== What is being asked ==
Please extract the listing lines from the line with "exam-term-cell[interactable]: نوبت :دوم" up to and including the line with "vertical-scrollbar[interactable]: ▲ ▼", and reproduce them without any change.

== Records for this task ==
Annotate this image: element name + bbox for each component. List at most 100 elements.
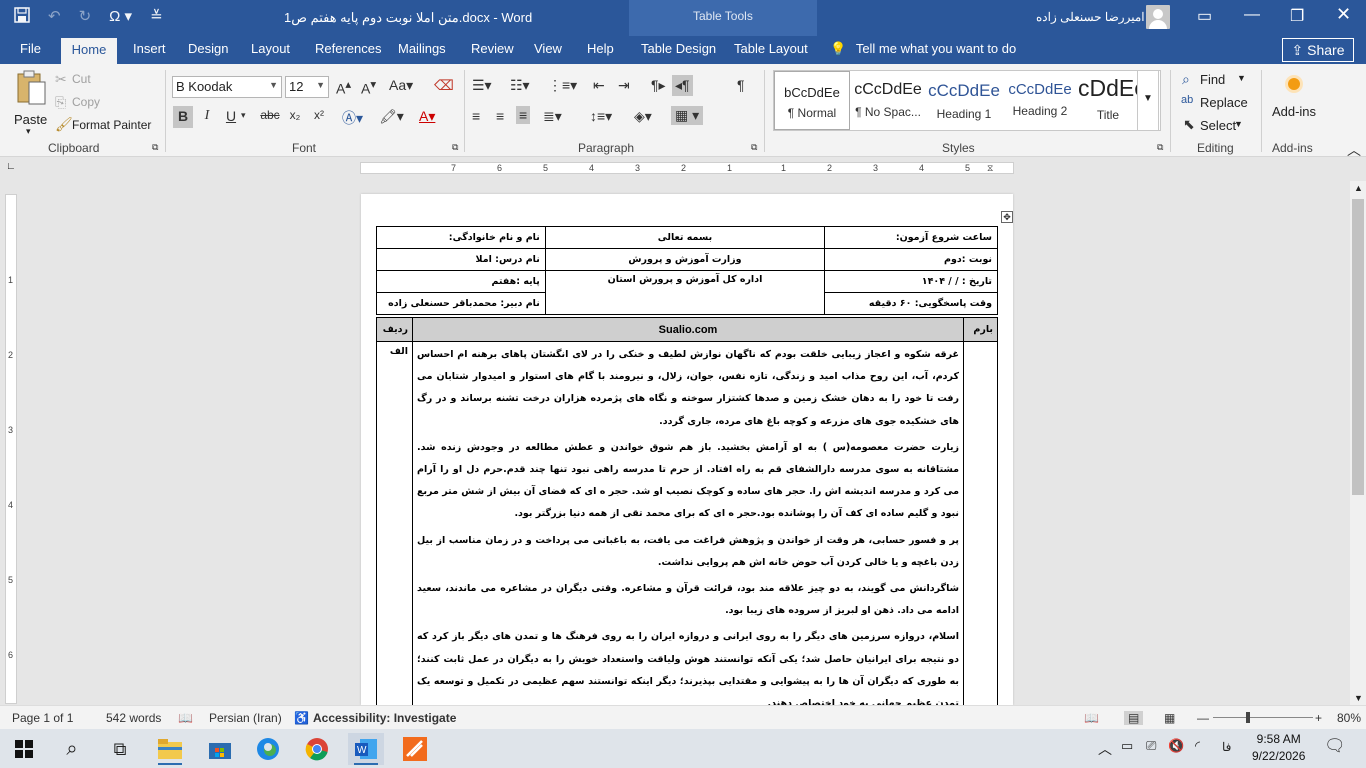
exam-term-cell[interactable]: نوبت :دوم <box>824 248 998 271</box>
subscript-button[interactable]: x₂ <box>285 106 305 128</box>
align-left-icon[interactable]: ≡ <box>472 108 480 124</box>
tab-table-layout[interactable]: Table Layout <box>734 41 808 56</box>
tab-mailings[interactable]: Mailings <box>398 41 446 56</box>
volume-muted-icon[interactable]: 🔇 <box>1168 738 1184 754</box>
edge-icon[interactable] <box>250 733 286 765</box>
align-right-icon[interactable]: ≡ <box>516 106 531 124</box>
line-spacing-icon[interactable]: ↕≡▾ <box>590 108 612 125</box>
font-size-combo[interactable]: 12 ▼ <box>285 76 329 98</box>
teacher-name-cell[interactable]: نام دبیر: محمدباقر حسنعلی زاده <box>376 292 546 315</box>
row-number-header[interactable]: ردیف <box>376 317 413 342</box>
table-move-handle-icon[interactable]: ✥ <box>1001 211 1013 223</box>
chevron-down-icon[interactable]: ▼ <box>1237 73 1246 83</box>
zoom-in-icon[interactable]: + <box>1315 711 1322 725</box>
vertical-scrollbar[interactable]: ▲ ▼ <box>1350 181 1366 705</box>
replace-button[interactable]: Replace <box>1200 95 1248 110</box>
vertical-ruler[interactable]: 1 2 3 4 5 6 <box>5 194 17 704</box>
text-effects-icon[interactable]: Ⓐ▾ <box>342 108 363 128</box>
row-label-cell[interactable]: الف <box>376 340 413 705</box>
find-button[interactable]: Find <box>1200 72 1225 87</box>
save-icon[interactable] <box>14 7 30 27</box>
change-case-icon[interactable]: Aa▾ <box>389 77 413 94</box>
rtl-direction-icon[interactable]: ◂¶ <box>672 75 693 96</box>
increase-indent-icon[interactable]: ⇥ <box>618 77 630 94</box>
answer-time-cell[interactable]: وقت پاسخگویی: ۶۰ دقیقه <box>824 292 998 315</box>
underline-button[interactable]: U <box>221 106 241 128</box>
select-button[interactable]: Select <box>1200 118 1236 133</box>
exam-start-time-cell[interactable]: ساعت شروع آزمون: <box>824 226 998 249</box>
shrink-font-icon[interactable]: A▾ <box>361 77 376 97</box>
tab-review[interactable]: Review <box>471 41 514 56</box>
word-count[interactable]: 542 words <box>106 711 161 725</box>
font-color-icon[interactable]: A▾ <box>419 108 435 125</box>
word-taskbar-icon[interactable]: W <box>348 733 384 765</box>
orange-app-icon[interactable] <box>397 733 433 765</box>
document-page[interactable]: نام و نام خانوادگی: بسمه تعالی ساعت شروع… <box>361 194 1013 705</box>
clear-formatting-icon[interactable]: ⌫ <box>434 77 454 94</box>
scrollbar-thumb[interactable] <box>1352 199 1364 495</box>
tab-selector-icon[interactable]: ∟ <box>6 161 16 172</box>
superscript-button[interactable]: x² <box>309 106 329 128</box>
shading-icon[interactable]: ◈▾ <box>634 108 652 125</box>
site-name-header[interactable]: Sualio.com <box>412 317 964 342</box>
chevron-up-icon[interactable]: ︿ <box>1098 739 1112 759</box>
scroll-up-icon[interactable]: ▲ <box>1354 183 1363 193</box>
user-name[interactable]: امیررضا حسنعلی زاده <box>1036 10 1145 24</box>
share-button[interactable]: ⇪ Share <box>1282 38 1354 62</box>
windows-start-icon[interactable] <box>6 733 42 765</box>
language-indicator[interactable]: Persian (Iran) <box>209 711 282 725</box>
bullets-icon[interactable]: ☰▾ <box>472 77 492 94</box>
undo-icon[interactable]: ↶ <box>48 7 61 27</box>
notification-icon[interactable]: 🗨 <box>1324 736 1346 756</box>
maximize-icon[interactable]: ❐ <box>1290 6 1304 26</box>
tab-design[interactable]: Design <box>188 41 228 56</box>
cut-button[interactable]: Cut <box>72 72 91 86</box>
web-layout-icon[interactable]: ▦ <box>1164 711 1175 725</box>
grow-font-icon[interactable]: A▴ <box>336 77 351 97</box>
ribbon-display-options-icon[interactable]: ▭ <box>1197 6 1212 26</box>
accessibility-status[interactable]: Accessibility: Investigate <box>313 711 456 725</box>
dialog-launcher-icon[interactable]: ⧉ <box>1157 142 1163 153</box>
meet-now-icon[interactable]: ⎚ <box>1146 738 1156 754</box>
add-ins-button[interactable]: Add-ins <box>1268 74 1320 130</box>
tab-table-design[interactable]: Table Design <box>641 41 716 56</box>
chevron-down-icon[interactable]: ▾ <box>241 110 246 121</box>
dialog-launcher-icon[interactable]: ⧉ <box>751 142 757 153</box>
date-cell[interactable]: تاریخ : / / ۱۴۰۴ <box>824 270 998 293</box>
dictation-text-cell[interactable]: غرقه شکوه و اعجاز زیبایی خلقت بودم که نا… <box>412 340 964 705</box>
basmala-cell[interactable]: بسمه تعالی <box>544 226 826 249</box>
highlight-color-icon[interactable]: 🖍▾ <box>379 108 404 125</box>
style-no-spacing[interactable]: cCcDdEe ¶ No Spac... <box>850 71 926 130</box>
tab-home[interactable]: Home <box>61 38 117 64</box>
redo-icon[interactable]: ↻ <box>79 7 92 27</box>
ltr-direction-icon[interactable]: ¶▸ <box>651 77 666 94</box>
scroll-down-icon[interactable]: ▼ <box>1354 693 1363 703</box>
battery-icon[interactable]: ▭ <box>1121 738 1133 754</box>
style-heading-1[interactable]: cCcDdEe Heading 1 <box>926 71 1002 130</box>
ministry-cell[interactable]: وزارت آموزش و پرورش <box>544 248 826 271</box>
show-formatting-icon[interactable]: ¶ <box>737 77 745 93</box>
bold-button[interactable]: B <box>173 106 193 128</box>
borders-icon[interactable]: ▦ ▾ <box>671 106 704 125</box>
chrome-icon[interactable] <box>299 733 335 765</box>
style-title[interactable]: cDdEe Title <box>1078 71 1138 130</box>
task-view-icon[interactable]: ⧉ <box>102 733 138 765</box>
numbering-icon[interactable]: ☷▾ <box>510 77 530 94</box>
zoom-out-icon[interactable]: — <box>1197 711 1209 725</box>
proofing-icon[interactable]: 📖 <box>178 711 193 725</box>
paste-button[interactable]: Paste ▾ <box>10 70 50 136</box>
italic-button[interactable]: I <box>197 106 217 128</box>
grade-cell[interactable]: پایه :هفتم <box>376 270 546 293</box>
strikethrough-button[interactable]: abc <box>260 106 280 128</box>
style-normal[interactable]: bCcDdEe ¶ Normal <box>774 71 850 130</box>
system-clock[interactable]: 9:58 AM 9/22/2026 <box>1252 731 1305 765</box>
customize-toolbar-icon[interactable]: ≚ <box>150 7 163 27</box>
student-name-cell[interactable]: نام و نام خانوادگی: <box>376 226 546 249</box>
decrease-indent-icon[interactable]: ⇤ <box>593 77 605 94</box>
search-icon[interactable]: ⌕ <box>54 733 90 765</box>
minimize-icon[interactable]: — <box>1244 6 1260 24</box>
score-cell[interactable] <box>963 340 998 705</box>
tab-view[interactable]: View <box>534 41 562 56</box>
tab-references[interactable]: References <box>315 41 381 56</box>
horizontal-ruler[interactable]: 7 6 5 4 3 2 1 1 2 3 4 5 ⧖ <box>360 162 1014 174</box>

==

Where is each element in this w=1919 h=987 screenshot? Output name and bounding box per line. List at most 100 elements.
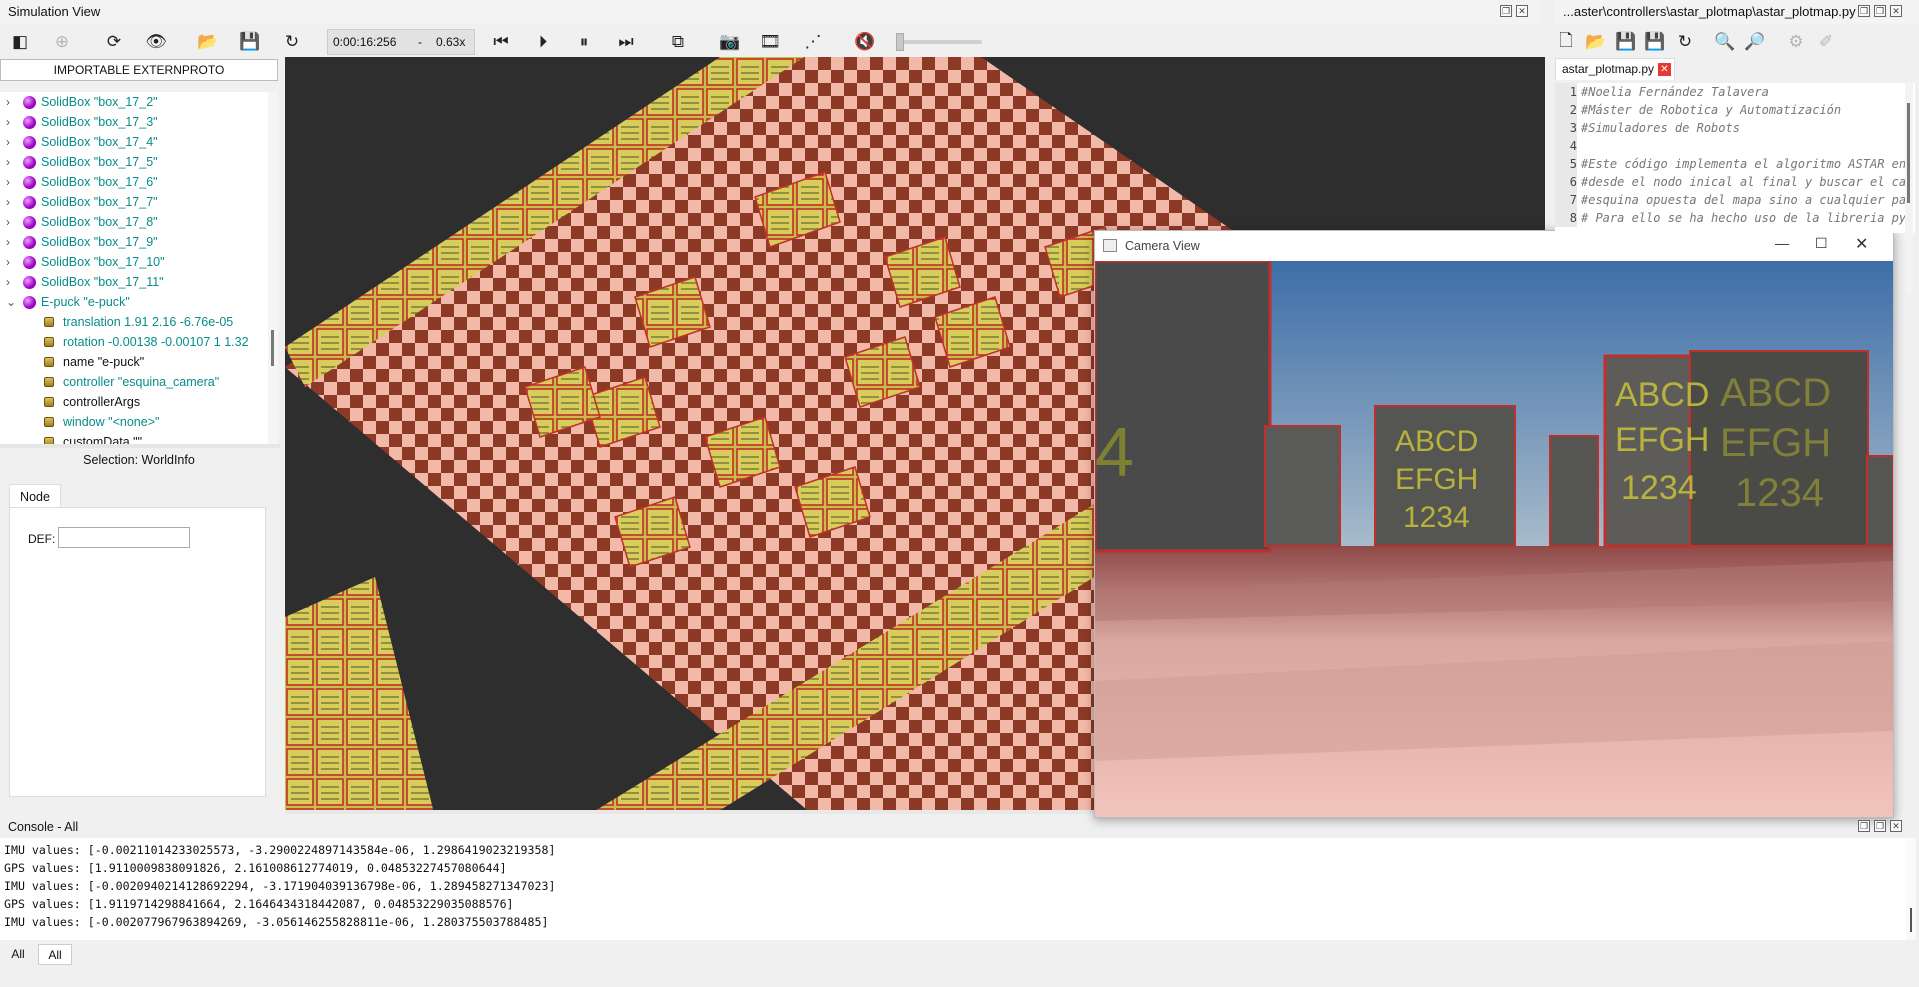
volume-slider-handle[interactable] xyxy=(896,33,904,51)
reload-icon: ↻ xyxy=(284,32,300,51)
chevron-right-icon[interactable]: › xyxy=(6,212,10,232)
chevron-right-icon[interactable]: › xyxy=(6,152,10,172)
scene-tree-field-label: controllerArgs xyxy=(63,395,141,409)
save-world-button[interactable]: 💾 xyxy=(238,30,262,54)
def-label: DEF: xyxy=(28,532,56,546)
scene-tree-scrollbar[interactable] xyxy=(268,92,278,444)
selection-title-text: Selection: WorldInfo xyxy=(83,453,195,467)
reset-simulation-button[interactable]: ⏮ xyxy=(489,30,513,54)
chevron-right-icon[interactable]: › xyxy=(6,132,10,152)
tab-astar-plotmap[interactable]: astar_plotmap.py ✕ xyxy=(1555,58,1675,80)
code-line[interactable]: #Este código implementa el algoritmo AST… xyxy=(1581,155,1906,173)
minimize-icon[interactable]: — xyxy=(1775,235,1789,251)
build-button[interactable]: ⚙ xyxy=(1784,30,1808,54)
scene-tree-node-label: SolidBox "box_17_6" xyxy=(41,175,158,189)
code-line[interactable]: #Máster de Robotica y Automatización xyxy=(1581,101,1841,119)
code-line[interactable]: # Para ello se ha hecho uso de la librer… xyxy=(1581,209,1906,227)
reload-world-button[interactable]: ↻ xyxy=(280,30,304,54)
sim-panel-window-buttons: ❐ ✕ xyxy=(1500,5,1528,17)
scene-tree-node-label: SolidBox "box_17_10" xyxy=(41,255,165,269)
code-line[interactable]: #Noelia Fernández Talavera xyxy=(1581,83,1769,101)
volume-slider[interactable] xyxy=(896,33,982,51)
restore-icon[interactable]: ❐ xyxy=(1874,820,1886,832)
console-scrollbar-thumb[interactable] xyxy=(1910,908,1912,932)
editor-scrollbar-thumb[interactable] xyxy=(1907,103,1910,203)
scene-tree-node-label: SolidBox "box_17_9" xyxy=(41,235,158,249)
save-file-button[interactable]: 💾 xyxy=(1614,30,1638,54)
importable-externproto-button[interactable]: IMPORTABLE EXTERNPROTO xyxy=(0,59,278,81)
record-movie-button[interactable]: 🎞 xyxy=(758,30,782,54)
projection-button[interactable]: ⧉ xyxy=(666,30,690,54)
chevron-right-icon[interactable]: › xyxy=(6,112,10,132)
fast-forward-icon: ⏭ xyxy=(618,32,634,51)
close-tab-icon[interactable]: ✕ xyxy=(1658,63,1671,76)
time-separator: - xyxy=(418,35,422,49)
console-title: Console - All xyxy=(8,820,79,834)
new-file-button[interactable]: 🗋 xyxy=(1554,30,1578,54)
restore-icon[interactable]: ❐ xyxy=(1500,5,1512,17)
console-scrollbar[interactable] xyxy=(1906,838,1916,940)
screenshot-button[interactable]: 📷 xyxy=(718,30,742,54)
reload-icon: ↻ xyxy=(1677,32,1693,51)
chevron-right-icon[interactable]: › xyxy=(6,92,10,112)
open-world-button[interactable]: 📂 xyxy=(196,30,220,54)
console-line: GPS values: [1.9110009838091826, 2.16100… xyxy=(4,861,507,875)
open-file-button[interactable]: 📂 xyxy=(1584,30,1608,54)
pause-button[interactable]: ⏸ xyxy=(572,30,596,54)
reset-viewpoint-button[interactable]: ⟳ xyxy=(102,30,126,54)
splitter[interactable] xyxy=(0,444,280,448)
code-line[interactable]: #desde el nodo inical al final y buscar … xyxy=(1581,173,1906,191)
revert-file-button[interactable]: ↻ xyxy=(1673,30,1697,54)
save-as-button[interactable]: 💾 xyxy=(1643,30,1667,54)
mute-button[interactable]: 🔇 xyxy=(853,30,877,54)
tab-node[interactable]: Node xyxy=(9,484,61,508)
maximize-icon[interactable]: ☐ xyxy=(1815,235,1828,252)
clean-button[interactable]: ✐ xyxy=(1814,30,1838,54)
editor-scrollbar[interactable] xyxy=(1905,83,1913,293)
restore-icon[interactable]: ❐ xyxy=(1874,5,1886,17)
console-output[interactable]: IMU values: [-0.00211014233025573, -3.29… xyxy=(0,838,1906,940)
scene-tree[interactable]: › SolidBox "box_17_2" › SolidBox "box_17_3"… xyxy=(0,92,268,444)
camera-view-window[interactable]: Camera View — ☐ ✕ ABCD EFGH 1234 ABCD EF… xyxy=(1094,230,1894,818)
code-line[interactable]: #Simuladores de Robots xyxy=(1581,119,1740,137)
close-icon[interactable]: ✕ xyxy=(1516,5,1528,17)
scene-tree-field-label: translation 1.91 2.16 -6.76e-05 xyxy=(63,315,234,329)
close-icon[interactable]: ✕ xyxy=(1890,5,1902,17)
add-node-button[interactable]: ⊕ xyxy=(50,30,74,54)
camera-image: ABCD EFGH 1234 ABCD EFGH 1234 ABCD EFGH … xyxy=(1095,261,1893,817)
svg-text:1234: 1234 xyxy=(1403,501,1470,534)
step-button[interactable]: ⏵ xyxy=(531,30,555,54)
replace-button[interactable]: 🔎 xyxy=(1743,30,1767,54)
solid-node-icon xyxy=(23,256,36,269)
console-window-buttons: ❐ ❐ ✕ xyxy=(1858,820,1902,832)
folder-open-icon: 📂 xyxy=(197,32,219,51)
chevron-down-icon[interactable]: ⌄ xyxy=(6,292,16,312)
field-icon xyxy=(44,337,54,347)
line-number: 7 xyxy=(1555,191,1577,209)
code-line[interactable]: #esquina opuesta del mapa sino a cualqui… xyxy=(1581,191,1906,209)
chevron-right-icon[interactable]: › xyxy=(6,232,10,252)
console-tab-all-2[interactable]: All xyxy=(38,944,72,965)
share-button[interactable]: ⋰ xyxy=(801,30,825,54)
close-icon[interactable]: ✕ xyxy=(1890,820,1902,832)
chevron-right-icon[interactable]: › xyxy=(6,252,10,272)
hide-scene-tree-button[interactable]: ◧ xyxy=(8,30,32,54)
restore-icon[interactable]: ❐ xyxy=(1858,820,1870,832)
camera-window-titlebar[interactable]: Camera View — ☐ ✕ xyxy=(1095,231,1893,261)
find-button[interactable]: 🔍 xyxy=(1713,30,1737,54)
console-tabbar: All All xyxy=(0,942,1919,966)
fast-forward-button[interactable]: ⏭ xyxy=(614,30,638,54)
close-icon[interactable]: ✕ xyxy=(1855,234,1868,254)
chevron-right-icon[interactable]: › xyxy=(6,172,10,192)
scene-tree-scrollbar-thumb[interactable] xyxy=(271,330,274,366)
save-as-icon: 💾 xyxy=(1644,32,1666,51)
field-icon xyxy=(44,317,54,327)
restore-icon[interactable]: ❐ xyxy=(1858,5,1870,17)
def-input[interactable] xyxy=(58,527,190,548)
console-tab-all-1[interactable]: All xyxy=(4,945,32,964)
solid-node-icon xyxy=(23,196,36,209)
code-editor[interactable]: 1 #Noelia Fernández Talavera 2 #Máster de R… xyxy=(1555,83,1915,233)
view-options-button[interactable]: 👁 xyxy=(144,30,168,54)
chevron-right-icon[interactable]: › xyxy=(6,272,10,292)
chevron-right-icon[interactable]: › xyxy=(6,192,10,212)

== Right answer ==
exam-term-cell[interactable]: نوبت :دوم <box>824 248 998 271</box>
subscript-button[interactable]: x₂ <box>285 106 305 128</box>
align-left-icon[interactable]: ≡ <box>472 108 480 124</box>
tab-table-layout[interactable]: Table Layout <box>734 41 808 56</box>
tab-mailings[interactable]: Mailings <box>398 41 446 56</box>
volume-muted-icon[interactable]: 🔇 <box>1168 738 1184 754</box>
edge-icon[interactable] <box>250 733 286 765</box>
align-right-icon[interactable]: ≡ <box>516 106 531 124</box>
line-spacing-icon[interactable]: ↕≡▾ <box>590 108 612 125</box>
font-size-combo[interactable]: 12 ▼ <box>285 76 329 98</box>
teacher-name-cell[interactable]: نام دبیر: محمدباقر حسنعلی زاده <box>376 292 546 315</box>
row-number-header[interactable]: ردیف <box>376 317 413 342</box>
table-move-handle-icon[interactable]: ✥ <box>1001 211 1013 223</box>
chevron-down-icon[interactable]: ▼ <box>1237 73 1246 83</box>
zoom-in-icon[interactable]: + <box>1315 711 1322 725</box>
vertical-scrollbar[interactable]: ▲ ▼ <box>1350 181 1366 705</box>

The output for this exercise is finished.